## Task details
Lift out all lines below that contain "page".
----------
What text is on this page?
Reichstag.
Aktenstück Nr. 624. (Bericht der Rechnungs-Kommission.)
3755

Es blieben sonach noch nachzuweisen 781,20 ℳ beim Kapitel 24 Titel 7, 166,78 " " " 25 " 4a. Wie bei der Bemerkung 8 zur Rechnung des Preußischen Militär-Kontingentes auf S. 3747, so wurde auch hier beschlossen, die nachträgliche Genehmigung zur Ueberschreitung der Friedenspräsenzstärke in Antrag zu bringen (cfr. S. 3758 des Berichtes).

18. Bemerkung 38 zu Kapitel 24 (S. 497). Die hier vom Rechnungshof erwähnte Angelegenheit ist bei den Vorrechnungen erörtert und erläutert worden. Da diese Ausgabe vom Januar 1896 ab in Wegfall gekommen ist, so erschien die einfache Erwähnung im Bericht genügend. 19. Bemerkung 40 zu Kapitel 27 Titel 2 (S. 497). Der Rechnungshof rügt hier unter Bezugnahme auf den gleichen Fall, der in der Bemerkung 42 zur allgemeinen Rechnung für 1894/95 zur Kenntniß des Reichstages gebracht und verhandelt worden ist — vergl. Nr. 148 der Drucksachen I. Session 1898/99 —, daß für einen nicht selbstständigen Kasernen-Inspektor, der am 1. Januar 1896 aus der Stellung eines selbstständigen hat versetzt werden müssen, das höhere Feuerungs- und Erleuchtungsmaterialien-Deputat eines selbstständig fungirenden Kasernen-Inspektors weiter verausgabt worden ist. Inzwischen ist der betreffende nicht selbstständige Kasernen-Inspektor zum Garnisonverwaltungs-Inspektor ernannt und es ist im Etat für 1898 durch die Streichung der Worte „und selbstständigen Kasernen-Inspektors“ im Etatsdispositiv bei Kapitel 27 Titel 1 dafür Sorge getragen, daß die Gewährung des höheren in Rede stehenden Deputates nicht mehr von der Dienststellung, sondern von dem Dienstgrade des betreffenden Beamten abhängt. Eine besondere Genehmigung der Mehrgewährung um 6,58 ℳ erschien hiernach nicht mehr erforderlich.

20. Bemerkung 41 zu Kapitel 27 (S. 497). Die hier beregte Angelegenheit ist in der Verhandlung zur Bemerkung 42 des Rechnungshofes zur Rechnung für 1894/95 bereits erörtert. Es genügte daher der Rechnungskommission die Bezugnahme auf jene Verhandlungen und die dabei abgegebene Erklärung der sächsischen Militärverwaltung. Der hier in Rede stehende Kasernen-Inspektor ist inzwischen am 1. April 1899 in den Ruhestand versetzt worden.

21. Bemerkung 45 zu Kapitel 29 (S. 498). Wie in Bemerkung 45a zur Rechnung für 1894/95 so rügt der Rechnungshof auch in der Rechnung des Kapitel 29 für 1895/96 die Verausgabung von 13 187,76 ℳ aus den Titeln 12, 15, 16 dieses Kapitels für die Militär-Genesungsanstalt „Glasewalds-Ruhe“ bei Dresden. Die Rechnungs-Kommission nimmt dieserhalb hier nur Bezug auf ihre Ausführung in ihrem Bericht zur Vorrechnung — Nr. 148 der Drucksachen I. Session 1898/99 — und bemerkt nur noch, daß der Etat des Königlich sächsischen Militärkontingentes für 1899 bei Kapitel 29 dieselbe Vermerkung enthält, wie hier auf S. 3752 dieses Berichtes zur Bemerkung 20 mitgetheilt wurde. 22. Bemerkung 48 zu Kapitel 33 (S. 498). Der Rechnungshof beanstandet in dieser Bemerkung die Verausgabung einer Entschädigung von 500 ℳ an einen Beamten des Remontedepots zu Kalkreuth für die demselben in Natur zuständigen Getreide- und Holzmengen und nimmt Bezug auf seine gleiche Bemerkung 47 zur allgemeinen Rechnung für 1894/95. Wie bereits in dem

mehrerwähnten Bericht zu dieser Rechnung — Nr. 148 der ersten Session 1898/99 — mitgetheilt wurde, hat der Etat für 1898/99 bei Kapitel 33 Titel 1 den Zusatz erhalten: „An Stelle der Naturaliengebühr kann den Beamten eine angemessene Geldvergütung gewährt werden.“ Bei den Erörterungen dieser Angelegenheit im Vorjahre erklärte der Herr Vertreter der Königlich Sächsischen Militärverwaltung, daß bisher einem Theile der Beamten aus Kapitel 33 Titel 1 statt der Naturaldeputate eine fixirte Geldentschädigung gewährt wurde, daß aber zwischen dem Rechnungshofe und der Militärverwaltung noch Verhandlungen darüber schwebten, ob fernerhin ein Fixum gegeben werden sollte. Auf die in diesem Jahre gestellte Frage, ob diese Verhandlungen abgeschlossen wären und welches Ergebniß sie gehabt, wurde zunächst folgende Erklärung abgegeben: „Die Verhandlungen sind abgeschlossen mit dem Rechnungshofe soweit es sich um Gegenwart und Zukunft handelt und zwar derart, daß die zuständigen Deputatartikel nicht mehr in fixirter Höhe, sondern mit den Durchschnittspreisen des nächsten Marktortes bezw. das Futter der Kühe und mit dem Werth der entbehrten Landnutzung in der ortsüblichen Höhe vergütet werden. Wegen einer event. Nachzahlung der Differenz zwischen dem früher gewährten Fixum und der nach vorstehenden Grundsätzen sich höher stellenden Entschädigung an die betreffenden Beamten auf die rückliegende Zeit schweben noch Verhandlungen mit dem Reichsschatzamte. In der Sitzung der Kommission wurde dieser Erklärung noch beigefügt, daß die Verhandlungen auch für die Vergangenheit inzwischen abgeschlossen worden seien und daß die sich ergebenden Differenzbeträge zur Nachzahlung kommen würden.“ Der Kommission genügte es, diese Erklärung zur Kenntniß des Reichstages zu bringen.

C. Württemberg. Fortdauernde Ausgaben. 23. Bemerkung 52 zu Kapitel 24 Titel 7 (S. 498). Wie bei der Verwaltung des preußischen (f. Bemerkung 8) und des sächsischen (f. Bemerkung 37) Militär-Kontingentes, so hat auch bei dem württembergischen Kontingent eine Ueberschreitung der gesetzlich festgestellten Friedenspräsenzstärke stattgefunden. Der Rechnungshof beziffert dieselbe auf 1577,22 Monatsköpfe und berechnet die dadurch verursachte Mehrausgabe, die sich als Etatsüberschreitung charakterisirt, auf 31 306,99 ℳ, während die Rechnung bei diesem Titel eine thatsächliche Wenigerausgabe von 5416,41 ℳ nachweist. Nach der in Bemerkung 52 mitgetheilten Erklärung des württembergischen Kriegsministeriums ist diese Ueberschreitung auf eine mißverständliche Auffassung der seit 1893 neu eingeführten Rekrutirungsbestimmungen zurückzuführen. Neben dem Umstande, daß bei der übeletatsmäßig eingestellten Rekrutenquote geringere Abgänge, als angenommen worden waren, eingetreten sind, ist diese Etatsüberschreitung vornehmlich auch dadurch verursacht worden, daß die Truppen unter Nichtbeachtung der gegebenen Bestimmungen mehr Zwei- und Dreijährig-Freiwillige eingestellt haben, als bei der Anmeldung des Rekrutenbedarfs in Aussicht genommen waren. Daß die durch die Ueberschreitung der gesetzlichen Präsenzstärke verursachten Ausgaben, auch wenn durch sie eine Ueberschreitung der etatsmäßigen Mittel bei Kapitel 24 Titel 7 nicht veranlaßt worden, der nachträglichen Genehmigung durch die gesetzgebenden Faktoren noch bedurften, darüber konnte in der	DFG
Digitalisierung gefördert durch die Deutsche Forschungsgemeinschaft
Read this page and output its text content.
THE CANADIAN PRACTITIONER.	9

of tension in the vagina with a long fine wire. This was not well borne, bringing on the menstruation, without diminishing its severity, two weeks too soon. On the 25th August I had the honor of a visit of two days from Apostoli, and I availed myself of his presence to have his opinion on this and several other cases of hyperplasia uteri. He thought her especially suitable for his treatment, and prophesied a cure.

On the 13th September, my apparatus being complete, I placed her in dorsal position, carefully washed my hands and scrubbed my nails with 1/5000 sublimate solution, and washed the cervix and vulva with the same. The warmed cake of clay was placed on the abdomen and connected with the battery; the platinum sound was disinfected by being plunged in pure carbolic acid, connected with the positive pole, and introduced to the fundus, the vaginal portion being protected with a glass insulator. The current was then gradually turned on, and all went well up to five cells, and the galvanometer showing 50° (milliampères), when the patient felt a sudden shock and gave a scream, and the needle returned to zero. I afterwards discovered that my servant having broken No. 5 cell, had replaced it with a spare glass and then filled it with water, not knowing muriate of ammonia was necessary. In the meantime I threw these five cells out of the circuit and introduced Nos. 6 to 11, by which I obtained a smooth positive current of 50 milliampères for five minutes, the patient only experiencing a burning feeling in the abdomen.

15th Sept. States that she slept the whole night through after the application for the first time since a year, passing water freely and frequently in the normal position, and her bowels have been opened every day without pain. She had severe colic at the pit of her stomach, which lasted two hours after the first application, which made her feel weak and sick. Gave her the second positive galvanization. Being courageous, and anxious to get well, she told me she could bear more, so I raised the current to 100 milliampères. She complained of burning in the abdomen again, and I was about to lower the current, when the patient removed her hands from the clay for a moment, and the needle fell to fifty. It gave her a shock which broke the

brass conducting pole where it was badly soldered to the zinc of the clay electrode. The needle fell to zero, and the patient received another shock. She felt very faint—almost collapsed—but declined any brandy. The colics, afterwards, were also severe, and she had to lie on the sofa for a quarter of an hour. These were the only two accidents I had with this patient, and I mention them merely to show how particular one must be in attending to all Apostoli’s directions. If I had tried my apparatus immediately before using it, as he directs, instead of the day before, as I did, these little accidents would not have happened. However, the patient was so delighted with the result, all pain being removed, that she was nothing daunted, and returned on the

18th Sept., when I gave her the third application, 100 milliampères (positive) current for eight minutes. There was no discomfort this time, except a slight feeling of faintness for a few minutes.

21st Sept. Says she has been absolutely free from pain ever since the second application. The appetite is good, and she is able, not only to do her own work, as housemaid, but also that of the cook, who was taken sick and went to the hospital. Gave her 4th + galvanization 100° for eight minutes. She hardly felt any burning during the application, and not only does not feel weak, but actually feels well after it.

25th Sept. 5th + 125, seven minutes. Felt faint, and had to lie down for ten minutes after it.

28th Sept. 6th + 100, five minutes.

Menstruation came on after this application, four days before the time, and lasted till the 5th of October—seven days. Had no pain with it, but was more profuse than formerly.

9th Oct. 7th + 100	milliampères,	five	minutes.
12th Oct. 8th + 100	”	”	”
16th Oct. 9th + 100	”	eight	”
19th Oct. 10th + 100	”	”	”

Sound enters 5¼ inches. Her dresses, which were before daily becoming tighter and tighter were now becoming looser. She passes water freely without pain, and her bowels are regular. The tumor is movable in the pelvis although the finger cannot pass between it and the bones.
----------
## Answer to this task
What text is on this page?
Read this page and output its text content.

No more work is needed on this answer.